Task to carry out ->
Omit every picture and output the rest of the records exactly as they are.

Collected data entries
BEGIN
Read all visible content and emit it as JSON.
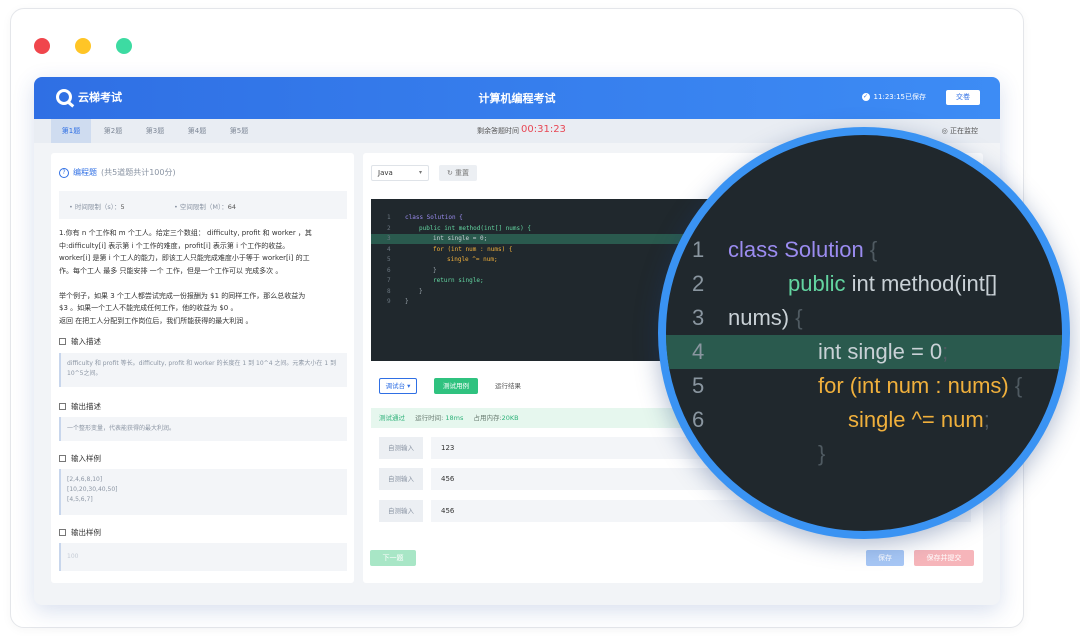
{
  "window": {
    "dots": [
      "#f0464c",
      "#ffc526",
      "#3ddba2"
    ]
  },
  "header": {
    "logo_text": "云梯考试",
    "exam_title": "计算机编程考试",
    "saved_text": "11:23:15已保存",
    "submit_label": "交卷"
  },
  "subbar": {
    "tabs": [
      "第1题",
      "第2题",
      "第3题",
      "第4题",
      "第5题"
    ],
    "active_tab": 0,
    "timer_label": "剩余答题时间",
    "timer_value": "00:31:23",
    "monitor_text": "正在监控"
  },
  "question": {
    "type_label": "编程题",
    "type_sub": "(共5道题共计100分)",
    "time_limit_label": "• 时间限制（s）：",
    "time_limit_value": "5",
    "space_limit_label": "• 空间限制（M）：",
    "space_limit_value": "64",
    "description": [
      "1.你有 n 个工作和 m 个工人。给定三个数组： difficulty, profit 和 worker ，其",
      "中:difficulty[i] 表示第 i 个工作的难度，profit[i] 表示第 i 个工作的收益。",
      "worker[i] 是第 i 个工人的能力，即该工人只能完成难度小于等于 worker[i] 的工",
      "作。每个工人 最多 只能安排 一个 工作，但是一个工作可以 完成多次 。",
      "",
      "举个例子，如果 3 个工人都尝试完成一份报酬为 $1 的同样工作，那么总收益为",
      "$3 。如果一个工人不能完成任何工作，他的收益为 $0 。",
      "返回 在把工人分配到工作岗位后，我们所能获得的最大利润 。"
    ],
    "input_desc_title": "输入描述",
    "input_desc_text": "difficulty 和 profit 等长。difficulty, profit 和 worker 的长度在 1 到 10^4 之间。元素大小在 1 到 10^5之间。",
    "output_desc_title": "输出描述",
    "output_desc_text": "一个整形变量，代表能获得的最大利润。",
    "input_sample_title": "输入样例",
    "input_sample_lines": [
      "[2,4,6,8,10]",
      "[10,20,30,40,50]",
      "[4,5,6,7]"
    ],
    "output_sample_title": "输出样例",
    "output_sample_text": "100"
  },
  "editor": {
    "language": "Java",
    "reset_label": "重置",
    "lines": [
      {
        "num": "1",
        "code": "class Solution {",
        "color": "#9b8cf0",
        "indent": 0
      },
      {
        "num": "2",
        "code": "public int method(int[] nums) {",
        "color": "#63d4a0",
        "indent": 1
      },
      {
        "num": "3",
        "code": "int single = 0;",
        "color": "#c9d1d6",
        "indent": 2
      },
      {
        "num": "4",
        "code": "for (int num : nums) {",
        "color": "#f0b03c",
        "indent": 2
      },
      {
        "num": "5",
        "code": "single ^= num;",
        "color": "#f0b03c",
        "indent": 3
      },
      {
        "num": "6",
        "code": "}",
        "color": "#9aa4ab",
        "indent": 2
      },
      {
        "num": "7",
        "code": "return single;",
        "color": "#63d4a0",
        "indent": 2
      },
      {
        "num": "8",
        "code": "}",
        "color": "#9aa4ab",
        "indent": 1
      },
      {
        "num": "9",
        "code": "}",
        "color": "#9aa4ab",
        "indent": 0
      }
    ],
    "highlight_line": 3
  },
  "console": {
    "debug_label": "调试台 ▾",
    "test_case_tab": "测试用例",
    "result_tab": "运行结果",
    "pass_text": "测试通过",
    "runtime_label": "运行时间:",
    "runtime_value": "18ms",
    "memory_label": "占用内存:",
    "memory_value": "20KB",
    "test_rows": [
      {
        "label": "自测输入",
        "value": "123"
      },
      {
        "label": "自测输入",
        "value": "456"
      },
      {
        "label": "自测输入",
        "value": "456"
      }
    ]
  },
  "footer": {
    "next_label": "下一题",
    "save_label": "保存",
    "save_submit_label": "保存并提交"
  },
  "magnifier": {
    "lines": [
      {
        "num": "1",
        "parts": [
          {
            "t": "class Solution ",
            "c": "#9b8cf0"
          },
          {
            "t": "{",
            "c": "#4f5a61"
          }
        ]
      },
      {
        "num": "2",
        "parts": [
          {
            "t": "public ",
            "c": "#63d4a0"
          },
          {
            "t": "int method(int[]",
            "c": "#c9d1d6"
          }
        ]
      },
      {
        "num": "3",
        "parts": [
          {
            "t": "nums) ",
            "c": "#c9d1d6"
          },
          {
            "t": "{",
            "c": "#4f5a61"
          }
        ]
      },
      {
        "num": "4",
        "parts": [
          {
            "t": "int single = 0",
            "c": "#c9d1d6"
          },
          {
            "t": ";",
            "c": "#4f5a61"
          }
        ]
      },
      {
        "num": "5",
        "parts": [
          {
            "t": "for (int num : nums) ",
            "c": "#f0b03c"
          },
          {
            "t": "{",
            "c": "#4f5a61"
          }
        ]
      },
      {
        "num": "6",
        "parts": [
          {
            "t": "single ^= num",
            "c": "#f0b03c"
          },
          {
            "t": ";",
            "c": "#4f5a61"
          }
        ]
      },
      {
        "num": "",
        "parts": [
          {
            "t": "}",
            "c": "#4f5a61"
          }
        ]
      }
    ]
  }
}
END
Problem solution ->
Read all visible content and emit it as JSON.
{
  "window": {
    "dots": [
      "#f0464c",
      "#ffc526",
      "#3ddba2"
    ]
  },
  "header": {
    "logo_text": "云梯考试",
    "exam_title": "计算机编程考试",
    "saved_text": "11:23:15已保存",
    "submit_label": "交卷"
  },
  "subbar": {
    "tabs": [
      "第1题",
      "第2题",
      "第3题",
      "第4题",
      "第5题"
    ],
    "active_tab": 0,
    "timer_label": "剩余答题时间",
    "timer_value": "00:31:23",
    "monitor_text": "正在监控"
  },
  "question": {
    "type_label": "编程题",
    "type_sub": "(共5道题共计100分)",
    "time_limit_label": "• 时间限制（s）：",
    "time_limit_value": "5",
    "space_limit_label": "• 空间限制（M）：",
    "space_limit_value": "64",
    "description": [
      "1.你有 n 个工作和 m 个工人。给定三个数组： difficulty, profit 和 worker ，其",
      "中:difficulty[i] 表示第 i 个工作的难度，profit[i] 表示第 i 个工作的收益。",
      "worker[i] 是第 i 个工人的能力，即该工人只能完成难度小于等于 worker[i] 的工",
      "作。每个工人 最多 只能安排 一个 工作，但是一个工作可以 完成多次 。",
      "",
      "举个例子，如果 3 个工人都尝试完成一份报酬为 $1 的同样工作，那么总收益为",
      "$3 。如果一个工人不能完成任何工作，他的收益为 $0 。",
      "返回 在把工人分配到工作岗位后，我们所能获得的最大利润 。"
    ],
    "input_desc_title": "输入描述",
    "input_desc_text": "difficulty 和 profit 等长。difficulty, profit 和 worker 的长度在 1 到 10^4 之间。元素大小在 1 到 10^5之间。",
    "output_desc_title": "输出描述",
    "output_desc_text": "一个整形变量，代表能获得的最大利润。",
    "input_sample_title": "输入样例",
    "input_sample_lines": [
      "[2,4,6,8,10]",
      "[10,20,30,40,50]",
      "[4,5,6,7]"
    ],
    "output_sample_title": "输出样例",
    "output_sample_text": "100"
  },
  "editor": {
    "language": "Java",
    "reset_label": "重置",
    "lines": [
      {
        "num": "1",
        "code": "class Solution {",
        "color": "#9b8cf0",
        "indent": 0
      },
      {
        "num": "2",
        "code": "public int method(int[] nums) {",
        "color": "#63d4a0",
        "indent": 1
      },
      {
        "num": "3",
        "code": "int single = 0;",
        "color": "#c9d1d6",
        "indent": 2
      },
      {
        "num": "4",
        "code": "for (int num : nums) {",
        "color": "#f0b03c",
        "indent": 2
      },
      {
        "num": "5",
        "code": "single ^= num;",
        "color": "#f0b03c",
        "indent": 3
      },
      {
        "num": "6",
        "code": "}",
        "color": "#9aa4ab",
        "indent": 2
      },
      {
        "num": "7",
        "code": "return single;",
        "color": "#63d4a0",
        "indent": 2
      },
      {
        "num": "8",
        "code": "}",
        "color": "#9aa4ab",
        "indent": 1
      },
      {
        "num": "9",
        "code": "}",
        "color": "#9aa4ab",
        "indent": 0
      }
    ],
    "highlight_line": 3
  },
  "console": {
    "debug_label": "调试台 ▾",
    "test_case_tab": "测试用例",
    "result_tab": "运行结果",
    "pass_text": "测试通过",
    "runtime_label": "运行时间:",
    "runtime_value": "18ms",
    "memory_label": "占用内存:",
    "memory_value": "20KB",
    "test_rows": [
      {
        "label": "自测输入",
        "value": "123"
      },
      {
        "label": "自测输入",
        "value": "456"
      },
      {
        "label": "自测输入",
        "value": "456"
      }
    ]
  },
  "footer": {
    "next_label": "下一题",
    "save_label": "保存",
    "save_submit_label": "保存并提交"
  },
  "magnifier": {
    "lines": [
      {
        "num": "1",
        "parts": [
          {
            "t": "class Solution ",
            "c": "#9b8cf0"
          },
          {
            "t": "{",
            "c": "#4f5a61"
          }
        ]
      },
      {
        "num": "2",
        "parts": [
          {
            "t": "public ",
            "c": "#63d4a0"
          },
          {
            "t": "int method(int[]",
            "c": "#c9d1d6"
          }
        ]
      },
      {
        "num": "3",
        "parts": [
          {
            "t": "nums) ",
            "c": "#c9d1d6"
          },
          {
            "t": "{",
            "c": "#4f5a61"
          }
        ]
      },
      {
        "num": "4",
        "parts": [
          {
            "t": "int single = 0",
            "c": "#c9d1d6"
          },
          {
            "t": ";",
            "c": "#4f5a61"
          }
        ]
      },
      {
        "num": "5",
        "parts": [
          {
            "t": "for (int num : nums) ",
            "c": "#f0b03c"
          },
          {
            "t": "{",
            "c": "#4f5a61"
          }
        ]
      },
      {
        "num": "6",
        "parts": [
          {
            "t": "single ^= num",
            "c": "#f0b03c"
          },
          {
            "t": ";",
            "c": "#4f5a61"
          }
        ]
      },
      {
        "num": "",
        "parts": [
          {
            "t": "}",
            "c": "#4f5a61"
          }
        ]
      }
    ]
  }
}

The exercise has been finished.